Items from a data source
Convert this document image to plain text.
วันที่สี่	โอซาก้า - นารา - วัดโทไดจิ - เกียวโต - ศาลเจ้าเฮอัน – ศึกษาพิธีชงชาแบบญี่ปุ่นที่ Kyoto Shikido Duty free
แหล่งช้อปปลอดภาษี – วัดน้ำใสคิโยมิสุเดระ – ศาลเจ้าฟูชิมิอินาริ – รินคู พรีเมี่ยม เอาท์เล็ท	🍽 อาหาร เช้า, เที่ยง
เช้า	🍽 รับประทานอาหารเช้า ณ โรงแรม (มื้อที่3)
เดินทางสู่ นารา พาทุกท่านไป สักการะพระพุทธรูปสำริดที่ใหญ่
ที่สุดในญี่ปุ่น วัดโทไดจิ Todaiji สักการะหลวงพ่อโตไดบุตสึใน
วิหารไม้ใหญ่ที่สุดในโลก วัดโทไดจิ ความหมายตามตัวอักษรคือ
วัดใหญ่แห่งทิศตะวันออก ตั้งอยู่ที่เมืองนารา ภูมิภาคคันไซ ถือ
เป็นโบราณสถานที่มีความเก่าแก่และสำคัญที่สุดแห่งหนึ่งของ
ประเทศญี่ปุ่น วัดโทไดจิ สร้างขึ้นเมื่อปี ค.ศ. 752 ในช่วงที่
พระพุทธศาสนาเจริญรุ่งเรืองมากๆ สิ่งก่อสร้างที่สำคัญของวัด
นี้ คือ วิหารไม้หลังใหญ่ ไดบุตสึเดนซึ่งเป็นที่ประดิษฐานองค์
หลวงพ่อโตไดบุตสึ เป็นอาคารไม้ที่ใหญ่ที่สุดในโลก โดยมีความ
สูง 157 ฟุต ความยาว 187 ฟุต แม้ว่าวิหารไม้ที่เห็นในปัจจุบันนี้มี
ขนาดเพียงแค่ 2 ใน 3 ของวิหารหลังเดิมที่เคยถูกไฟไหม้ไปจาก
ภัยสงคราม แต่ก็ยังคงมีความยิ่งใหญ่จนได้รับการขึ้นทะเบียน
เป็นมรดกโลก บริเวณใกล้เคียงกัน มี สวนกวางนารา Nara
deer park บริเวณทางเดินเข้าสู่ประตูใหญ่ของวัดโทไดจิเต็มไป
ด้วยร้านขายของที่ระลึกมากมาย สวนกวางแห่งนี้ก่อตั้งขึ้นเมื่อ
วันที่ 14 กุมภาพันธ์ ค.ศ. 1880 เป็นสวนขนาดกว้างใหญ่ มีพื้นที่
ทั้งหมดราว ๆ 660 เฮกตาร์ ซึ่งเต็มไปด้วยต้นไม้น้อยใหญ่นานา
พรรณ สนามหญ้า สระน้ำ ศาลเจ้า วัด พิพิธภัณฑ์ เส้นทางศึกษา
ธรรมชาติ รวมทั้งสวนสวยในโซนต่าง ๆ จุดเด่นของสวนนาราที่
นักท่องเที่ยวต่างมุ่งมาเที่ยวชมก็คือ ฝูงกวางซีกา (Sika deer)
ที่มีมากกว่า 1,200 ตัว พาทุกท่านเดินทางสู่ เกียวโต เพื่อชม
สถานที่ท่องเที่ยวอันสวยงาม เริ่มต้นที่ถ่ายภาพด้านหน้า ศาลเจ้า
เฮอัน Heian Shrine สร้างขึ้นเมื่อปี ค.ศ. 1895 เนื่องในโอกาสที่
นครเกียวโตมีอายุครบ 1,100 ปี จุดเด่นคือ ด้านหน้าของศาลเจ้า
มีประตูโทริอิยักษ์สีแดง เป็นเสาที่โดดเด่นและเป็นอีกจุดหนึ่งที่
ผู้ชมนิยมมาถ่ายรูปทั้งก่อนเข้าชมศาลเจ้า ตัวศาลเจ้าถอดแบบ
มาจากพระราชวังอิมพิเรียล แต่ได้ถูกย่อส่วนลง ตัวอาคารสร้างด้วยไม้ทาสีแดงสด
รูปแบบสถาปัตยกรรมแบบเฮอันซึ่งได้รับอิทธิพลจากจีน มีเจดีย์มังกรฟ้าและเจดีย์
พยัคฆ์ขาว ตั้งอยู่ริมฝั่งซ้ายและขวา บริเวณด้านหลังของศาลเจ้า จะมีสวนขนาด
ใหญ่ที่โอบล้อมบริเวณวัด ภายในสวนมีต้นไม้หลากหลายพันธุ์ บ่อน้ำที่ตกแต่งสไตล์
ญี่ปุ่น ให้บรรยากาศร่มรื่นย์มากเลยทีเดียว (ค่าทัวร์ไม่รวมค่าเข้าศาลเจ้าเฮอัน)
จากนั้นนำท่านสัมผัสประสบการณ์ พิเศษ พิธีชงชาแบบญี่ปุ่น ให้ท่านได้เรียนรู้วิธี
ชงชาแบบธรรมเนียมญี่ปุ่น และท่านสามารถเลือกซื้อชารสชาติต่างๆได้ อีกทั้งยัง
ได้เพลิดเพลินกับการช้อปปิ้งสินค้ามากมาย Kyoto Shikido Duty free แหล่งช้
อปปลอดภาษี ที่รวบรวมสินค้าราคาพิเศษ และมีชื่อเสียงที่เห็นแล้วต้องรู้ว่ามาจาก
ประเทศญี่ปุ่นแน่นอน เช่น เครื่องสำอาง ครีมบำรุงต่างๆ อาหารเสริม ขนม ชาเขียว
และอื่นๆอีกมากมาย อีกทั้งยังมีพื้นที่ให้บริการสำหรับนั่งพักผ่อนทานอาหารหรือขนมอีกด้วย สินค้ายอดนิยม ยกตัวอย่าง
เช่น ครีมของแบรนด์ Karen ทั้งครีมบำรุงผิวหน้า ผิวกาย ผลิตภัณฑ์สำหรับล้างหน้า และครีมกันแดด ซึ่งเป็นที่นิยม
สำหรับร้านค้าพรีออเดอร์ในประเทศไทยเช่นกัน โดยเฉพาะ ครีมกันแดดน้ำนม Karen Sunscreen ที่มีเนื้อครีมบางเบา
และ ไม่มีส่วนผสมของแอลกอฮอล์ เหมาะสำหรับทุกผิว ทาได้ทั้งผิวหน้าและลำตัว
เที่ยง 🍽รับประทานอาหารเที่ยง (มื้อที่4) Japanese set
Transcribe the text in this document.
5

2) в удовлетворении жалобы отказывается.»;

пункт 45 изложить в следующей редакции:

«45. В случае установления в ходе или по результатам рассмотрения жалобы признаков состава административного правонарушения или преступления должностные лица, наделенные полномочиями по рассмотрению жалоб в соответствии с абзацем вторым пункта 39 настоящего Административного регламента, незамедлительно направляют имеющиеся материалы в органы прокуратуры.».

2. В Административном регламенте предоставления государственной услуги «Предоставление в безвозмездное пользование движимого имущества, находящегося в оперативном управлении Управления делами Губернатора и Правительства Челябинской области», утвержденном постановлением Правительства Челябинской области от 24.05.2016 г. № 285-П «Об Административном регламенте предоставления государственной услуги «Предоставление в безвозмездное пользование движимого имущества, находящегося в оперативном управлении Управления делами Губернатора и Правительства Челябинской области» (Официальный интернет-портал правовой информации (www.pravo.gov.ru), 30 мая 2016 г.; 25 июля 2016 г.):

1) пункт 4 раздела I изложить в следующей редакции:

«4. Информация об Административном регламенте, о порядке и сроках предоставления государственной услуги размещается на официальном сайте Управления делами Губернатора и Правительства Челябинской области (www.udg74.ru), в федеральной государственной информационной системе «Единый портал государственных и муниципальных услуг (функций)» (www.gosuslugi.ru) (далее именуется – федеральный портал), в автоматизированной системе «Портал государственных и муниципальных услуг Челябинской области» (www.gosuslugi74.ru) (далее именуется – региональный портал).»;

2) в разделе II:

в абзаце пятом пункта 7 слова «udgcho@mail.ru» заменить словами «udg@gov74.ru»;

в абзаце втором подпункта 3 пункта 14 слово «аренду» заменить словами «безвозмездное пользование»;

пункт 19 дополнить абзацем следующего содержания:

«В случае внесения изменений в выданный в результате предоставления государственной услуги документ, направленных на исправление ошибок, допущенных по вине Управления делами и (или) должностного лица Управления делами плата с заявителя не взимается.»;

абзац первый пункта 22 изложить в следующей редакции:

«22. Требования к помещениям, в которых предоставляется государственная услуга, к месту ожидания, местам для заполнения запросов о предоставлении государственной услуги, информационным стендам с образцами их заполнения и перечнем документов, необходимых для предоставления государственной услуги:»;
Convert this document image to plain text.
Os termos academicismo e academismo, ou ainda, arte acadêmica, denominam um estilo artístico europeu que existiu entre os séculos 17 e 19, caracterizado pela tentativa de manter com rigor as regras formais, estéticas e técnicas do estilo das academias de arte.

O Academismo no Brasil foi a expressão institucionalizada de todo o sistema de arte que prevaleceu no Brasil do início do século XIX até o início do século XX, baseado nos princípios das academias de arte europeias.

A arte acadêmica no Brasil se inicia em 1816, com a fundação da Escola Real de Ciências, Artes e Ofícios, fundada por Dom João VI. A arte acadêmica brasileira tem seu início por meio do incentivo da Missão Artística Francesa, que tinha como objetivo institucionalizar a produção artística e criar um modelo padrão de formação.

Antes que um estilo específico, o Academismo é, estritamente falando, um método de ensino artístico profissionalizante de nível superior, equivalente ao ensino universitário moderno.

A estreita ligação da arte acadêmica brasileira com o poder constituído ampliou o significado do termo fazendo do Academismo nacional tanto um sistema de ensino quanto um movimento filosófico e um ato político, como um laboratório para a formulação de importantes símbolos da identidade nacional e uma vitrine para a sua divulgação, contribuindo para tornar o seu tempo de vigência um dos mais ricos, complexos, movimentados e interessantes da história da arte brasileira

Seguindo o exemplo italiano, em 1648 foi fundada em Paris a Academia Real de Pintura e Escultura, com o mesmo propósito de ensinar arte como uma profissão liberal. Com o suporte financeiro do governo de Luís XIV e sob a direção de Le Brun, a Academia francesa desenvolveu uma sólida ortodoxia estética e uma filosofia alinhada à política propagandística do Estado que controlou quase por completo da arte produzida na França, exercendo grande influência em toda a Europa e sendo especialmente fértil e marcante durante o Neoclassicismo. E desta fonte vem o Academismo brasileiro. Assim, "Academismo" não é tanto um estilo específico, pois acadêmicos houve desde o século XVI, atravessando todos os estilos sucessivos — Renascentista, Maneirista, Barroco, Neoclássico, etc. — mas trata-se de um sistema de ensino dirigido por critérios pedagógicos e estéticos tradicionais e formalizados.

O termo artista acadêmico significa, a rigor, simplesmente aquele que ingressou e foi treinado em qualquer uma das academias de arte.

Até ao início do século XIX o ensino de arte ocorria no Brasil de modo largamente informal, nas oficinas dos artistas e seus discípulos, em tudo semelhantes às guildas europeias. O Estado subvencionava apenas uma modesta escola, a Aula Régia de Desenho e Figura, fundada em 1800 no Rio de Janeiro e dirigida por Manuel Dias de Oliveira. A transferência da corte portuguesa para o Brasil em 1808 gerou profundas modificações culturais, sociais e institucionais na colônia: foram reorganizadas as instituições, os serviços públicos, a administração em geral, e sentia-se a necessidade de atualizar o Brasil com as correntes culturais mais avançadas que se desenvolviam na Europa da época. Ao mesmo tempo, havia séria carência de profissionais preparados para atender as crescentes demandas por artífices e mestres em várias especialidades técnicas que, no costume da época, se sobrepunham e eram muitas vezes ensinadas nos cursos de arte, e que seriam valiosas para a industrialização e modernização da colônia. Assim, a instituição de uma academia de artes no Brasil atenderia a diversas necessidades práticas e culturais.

(PROBLEM DETAILS): Determine how many of the lines above hold the word "Kyoto", and output that number by itself.

(ANSWER TO THIS PROBLEM): 2